Required task - Gather every line holding the string "smart".

• • • • •

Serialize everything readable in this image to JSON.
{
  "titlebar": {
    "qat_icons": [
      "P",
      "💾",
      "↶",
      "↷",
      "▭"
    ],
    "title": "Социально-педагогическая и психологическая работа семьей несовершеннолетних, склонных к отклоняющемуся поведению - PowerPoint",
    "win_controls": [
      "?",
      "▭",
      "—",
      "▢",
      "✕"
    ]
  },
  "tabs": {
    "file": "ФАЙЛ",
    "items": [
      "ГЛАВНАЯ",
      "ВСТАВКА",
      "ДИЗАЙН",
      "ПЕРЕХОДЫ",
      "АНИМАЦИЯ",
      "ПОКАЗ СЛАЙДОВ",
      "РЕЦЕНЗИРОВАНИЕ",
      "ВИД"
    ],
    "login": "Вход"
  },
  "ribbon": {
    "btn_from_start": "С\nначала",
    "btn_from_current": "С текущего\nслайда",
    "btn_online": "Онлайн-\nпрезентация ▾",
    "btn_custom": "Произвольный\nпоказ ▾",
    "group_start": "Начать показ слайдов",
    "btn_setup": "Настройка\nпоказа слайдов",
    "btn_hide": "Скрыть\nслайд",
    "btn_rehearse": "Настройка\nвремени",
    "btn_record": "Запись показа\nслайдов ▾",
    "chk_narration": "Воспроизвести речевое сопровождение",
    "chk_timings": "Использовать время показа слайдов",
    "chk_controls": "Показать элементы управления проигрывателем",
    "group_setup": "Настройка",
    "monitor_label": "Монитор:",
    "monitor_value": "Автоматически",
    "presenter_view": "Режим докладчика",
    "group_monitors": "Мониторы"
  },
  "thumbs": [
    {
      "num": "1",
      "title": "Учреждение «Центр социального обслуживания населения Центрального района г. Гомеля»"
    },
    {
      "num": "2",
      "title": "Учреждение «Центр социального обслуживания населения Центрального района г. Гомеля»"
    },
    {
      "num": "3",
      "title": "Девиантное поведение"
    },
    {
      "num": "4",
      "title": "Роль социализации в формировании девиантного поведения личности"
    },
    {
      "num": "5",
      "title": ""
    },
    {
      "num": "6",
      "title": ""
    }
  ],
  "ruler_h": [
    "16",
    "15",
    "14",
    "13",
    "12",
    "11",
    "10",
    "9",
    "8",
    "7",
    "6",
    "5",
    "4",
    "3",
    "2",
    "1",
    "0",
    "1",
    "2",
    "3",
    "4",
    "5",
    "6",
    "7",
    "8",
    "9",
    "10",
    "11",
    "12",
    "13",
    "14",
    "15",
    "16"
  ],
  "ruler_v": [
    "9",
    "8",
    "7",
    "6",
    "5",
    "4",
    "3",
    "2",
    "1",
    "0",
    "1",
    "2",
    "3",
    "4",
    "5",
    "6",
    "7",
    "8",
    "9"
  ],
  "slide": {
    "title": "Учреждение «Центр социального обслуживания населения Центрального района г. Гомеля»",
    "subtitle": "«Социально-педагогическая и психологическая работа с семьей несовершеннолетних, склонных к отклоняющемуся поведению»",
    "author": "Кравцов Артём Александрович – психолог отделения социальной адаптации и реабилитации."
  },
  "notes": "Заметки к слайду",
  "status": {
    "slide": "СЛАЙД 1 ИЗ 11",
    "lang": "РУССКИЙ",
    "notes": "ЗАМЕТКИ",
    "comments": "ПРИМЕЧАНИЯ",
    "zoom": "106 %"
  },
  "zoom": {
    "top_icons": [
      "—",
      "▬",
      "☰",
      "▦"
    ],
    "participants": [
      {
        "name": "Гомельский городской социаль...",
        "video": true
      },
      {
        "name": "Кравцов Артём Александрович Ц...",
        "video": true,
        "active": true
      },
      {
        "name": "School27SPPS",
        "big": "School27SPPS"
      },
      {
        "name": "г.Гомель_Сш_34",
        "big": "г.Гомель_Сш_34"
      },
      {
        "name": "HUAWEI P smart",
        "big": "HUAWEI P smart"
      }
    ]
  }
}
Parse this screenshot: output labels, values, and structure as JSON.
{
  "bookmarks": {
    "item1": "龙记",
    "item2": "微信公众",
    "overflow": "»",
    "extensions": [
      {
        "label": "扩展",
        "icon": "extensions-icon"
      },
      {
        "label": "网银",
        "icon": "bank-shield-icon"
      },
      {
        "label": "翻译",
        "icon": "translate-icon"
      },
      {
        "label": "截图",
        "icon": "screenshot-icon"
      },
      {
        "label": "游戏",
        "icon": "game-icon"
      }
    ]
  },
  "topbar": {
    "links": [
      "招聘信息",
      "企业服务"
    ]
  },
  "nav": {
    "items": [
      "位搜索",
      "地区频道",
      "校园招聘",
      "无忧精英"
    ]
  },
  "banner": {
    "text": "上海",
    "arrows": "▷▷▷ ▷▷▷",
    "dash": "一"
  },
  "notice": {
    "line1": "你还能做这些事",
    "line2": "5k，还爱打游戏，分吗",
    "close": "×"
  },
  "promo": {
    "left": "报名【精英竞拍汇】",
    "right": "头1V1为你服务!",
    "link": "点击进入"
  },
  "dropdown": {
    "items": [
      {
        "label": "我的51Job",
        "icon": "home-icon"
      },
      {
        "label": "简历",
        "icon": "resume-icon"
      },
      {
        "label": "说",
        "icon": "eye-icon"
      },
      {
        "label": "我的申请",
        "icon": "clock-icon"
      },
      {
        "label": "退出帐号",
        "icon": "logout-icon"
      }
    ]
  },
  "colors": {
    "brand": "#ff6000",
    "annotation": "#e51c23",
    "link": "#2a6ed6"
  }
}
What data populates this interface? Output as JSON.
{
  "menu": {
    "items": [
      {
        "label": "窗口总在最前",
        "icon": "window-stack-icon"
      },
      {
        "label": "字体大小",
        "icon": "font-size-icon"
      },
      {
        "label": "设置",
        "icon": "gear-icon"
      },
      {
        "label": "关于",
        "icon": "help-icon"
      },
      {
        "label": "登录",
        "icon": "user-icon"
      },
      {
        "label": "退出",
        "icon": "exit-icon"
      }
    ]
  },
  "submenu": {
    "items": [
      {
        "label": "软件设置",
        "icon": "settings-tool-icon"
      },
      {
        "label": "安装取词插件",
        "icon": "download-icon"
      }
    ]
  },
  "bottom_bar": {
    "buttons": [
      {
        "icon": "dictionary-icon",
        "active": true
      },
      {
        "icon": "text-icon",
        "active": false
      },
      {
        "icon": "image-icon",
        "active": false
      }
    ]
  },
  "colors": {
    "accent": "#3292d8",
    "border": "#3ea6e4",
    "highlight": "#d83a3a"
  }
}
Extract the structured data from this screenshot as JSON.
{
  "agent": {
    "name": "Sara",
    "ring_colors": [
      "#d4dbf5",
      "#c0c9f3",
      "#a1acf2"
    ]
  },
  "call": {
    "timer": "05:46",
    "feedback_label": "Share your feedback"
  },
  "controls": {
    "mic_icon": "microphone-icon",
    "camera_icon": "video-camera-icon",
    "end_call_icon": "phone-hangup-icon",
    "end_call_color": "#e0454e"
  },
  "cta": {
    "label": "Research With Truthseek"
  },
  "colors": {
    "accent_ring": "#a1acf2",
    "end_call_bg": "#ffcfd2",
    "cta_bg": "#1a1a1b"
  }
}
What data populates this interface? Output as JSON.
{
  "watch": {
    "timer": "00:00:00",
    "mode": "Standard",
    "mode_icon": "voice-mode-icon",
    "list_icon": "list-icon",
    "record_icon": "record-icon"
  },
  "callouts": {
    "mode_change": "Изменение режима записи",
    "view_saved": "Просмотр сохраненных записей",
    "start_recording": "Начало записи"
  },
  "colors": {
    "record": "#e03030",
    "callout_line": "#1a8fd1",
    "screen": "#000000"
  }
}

• • • • •

Solution to this problem -
        "name": "HUAWEI P smart",
        "big": "HUAWEI P smart"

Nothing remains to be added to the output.